Copy out all the records exactly.

=== RECORDS PROVIDED ===

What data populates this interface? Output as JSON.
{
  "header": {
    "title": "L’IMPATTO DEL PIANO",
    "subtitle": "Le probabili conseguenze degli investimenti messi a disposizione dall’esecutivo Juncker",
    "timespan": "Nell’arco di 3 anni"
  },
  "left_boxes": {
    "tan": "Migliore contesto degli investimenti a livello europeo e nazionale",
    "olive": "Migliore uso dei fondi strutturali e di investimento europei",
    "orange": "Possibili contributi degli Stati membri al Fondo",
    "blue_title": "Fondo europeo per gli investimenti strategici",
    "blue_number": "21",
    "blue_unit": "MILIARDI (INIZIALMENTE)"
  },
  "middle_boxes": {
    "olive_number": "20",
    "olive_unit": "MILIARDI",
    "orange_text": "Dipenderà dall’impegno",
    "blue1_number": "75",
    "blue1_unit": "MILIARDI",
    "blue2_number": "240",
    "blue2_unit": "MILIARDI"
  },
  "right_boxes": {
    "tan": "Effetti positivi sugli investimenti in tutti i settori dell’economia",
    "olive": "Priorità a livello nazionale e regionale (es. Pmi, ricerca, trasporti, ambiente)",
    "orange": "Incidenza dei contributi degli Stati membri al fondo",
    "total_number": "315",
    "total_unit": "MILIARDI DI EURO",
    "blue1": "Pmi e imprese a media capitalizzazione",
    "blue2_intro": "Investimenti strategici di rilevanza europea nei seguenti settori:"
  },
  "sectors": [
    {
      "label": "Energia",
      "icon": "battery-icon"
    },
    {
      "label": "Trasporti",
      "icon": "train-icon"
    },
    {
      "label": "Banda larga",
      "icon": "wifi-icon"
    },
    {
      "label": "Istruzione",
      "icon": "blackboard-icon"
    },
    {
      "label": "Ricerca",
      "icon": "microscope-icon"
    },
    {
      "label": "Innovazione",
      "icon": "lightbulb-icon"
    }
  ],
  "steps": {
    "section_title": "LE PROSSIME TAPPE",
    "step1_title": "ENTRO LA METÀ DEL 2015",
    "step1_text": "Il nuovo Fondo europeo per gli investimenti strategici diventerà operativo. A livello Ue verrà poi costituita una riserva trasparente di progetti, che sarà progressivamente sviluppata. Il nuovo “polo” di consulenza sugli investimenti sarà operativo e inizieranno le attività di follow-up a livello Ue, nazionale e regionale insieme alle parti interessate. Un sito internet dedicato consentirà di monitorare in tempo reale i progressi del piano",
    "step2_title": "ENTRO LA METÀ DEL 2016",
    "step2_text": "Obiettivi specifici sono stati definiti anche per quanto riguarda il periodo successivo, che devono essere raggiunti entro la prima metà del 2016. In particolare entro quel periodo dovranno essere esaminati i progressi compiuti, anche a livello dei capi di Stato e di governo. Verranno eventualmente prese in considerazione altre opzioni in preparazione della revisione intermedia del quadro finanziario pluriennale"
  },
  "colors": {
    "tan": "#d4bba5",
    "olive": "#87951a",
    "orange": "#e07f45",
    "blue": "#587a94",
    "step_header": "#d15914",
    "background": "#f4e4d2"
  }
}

===

### SOLUTION
What data populates this interface? Output as JSON.
{
  "header": {
    "title": "L’IMPATTO DEL PIANO",
    "subtitle": "Le probabili conseguenze degli investimenti messi a disposizione dall’esecutivo Juncker",
    "timespan": "Nell’arco di 3 anni"
  },
  "left_boxes": {
    "tan": "Migliore contesto degli investimenti a livello europeo e nazionale",
    "olive": "Migliore uso dei fondi strutturali e di investimento europei",
    "orange": "Possibili contributi degli Stati membri al Fondo",
    "blue_title": "Fondo europeo per gli investimenti strategici",
    "blue_number": "21",
    "blue_unit": "MILIARDI (INIZIALMENTE)"
  },
  "middle_boxes": {
    "olive_number": "20",
    "olive_unit": "MILIARDI",
    "orange_text": "Dipenderà dall’impegno",
    "blue1_number": "75",
    "blue1_unit": "MILIARDI",
    "blue2_number": "240",
    "blue2_unit": "MILIARDI"
  },
  "right_boxes": {
    "tan": "Effetti positivi sugli investimenti in tutti i settori dell’economia",
    "olive": "Priorità a livello nazionale e regionale (es. Pmi, ricerca, trasporti, ambiente)",
    "orange": "Incidenza dei contributi degli Stati membri al fondo",
    "total_number": "315",
    "total_unit": "MILIARDI DI EURO",
    "blue1": "Pmi e imprese a media capitalizzazione",
    "blue2_intro": "Investimenti strategici di rilevanza europea nei seguenti settori:"
  },
  "sectors": [
    {
      "label": "Energia",
      "icon": "battery-icon"
    },
    {
      "label": "Trasporti",
      "icon": "train-icon"
    },
    {
      "label": "Banda larga",
      "icon": "wifi-icon"
    },
    {
      "label": "Istruzione",
      "icon": "blackboard-icon"
    },
    {
      "label": "Ricerca",
      "icon": "microscope-icon"
    },
    {
      "label": "Innovazione",
      "icon": "lightbulb-icon"
    }
  ],
  "steps": {
    "section_title": "LE PROSSIME TAPPE",
    "step1_title": "ENTRO LA METÀ DEL 2015",
    "step1_text": "Il nuovo Fondo europeo per gli investimenti strategici diventerà operativo. A livello Ue verrà poi costituita una riserva trasparente di progetti, che sarà progressivamente sviluppata. Il nuovo “polo” di consulenza sugli investimenti sarà operativo e inizieranno le attività di follow-up a livello Ue, nazionale e regionale insieme alle parti interessate. Un sito internet dedicato consentirà di monitorare in tempo reale i progressi del piano",
    "step2_title": "ENTRO LA METÀ DEL 2016",
    "step2_text": "Obiettivi specifici sono stati definiti anche per quanto riguarda il periodo successivo, che devono essere raggiunti entro la prima metà del 2016. In particolare entro quel periodo dovranno essere esaminati i progressi compiuti, anche a livello dei capi di Stato e di governo. Verranno eventualmente prese in considerazione altre opzioni in preparazione della revisione intermedia del quadro finanziario pluriennale"
  },
  "colors": {
    "tan": "#d4bba5",
    "olive": "#87951a",
    "orange": "#e07f45",
    "blue": "#587a94",
    "step_header": "#d15914",
    "background": "#f4e4d2"
  }
}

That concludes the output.